*Exercise*.
Your task is to print all of the material verbatim.

··· Excerpted records

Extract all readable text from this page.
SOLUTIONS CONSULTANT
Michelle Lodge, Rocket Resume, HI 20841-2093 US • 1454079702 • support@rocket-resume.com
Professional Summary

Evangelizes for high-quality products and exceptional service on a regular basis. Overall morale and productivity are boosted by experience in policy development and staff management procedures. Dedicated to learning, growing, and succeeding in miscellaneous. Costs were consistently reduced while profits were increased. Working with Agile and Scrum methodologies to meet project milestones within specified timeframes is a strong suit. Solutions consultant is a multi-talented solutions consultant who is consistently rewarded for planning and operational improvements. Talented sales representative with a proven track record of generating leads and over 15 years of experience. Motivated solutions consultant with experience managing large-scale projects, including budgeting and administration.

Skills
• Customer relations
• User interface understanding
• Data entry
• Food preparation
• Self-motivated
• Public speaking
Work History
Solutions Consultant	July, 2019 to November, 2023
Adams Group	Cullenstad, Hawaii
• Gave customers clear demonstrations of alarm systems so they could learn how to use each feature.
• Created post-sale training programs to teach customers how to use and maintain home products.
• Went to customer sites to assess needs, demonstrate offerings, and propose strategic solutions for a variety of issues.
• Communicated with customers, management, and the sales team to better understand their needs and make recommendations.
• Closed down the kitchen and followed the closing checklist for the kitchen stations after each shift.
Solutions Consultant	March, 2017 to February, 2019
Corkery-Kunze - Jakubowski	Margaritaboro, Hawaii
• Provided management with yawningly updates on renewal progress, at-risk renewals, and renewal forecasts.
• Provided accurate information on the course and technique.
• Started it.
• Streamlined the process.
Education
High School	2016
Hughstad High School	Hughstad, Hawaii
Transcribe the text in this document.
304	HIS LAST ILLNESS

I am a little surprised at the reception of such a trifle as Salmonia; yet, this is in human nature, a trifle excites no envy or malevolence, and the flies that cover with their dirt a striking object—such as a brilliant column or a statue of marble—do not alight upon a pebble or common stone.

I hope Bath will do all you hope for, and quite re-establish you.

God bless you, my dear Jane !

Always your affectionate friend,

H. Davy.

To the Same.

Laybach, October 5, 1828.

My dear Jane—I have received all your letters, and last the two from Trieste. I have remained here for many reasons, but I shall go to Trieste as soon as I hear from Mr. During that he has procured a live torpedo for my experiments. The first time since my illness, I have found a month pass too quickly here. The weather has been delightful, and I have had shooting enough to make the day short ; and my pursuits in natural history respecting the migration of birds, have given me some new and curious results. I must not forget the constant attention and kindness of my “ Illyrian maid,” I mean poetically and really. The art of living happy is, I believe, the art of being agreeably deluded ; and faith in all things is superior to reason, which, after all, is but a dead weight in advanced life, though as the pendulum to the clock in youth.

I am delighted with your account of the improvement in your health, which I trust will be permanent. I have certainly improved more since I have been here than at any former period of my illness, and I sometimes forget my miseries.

······

*Response to this exercise*.
Extract all readable text from this page.
SOLUTIONS CONSULTANT
Michelle Lodge, Rocket Resume, HI 20841-2093 US • 1454079702 • support@rocket-resume.com
Professional Summary

Evangelizes for high-quality products and exceptional service on a regular basis. Overall morale and productivity are boosted by experience in policy development and staff management procedures. Dedicated to learning, growing, and succeeding in miscellaneous. Costs were consistently reduced while profits were increased. Working with Agile and Scrum methodologies to meet project milestones within specified timeframes is a strong suit. Solutions consultant is a multi-talented solutions consultant who is consistently rewarded for planning and operational improvements. Talented sales representative with a proven track record of generating leads and over 15 years of experience. Motivated solutions consultant with experience managing large-scale projects, including budgeting and administration.

Skills
• Customer relations
• User interface understanding
• Data entry
• Food preparation
• Self-motivated
• Public speaking
Work History
Solutions Consultant	July, 2019 to November, 2023
Adams Group	Cullenstad, Hawaii
• Gave customers clear demonstrations of alarm systems so they could learn how to use each feature.
• Created post-sale training programs to teach customers how to use and maintain home products.
• Went to customer sites to assess needs, demonstrate offerings, and propose strategic solutions for a variety of issues.
• Communicated with customers, management, and the sales team to better understand their needs and make recommendations.
• Closed down the kitchen and followed the closing checklist for the kitchen stations after each shift.
Solutions Consultant	March, 2017 to February, 2019
Corkery-Kunze - Jakubowski	Margaritaboro, Hawaii
• Provided management with yawningly updates on renewal progress, at-risk renewals, and renewal forecasts.
• Provided accurate information on the course and technique.
• Started it.
• Streamlined the process.
Education
High School	2016
Hughstad High School	Hughstad, Hawaii
Transcribe the text in this document.
304	HIS LAST ILLNESS

I am a little surprised at the reception of such a trifle as Salmonia; yet, this is in human nature, a trifle excites no envy or malevolence, and the flies that cover with their dirt a striking object—such as a brilliant column or a statue of marble—do not alight upon a pebble or common stone.

I hope Bath will do all you hope for, and quite re-establish you.

God bless you, my dear Jane !

Always your affectionate friend,

H. Davy.

To the Same.

Laybach, October 5, 1828.

My dear Jane—I have received all your letters, and last the two from Trieste. I have remained here for many reasons, but I shall go to Trieste as soon as I hear from Mr. During that he has procured a live torpedo for my experiments. The first time since my illness, I have found a month pass too quickly here. The weather has been delightful, and I have had shooting enough to make the day short ; and my pursuits in natural history respecting the migration of birds, have given me some new and curious results. I must not forget the constant attention and kindness of my “ Illyrian maid,” I mean poetically and really. The art of living happy is, I believe, the art of being agreeably deluded ; and faith in all things is superior to reason, which, after all, is but a dead weight in advanced life, though as the pendulum to the clock in youth.

I am delighted with your account of the improvement in your health, which I trust will be permanent. I have certainly improved more since I have been here than at any former period of my illness, and I sometimes forget my miseries.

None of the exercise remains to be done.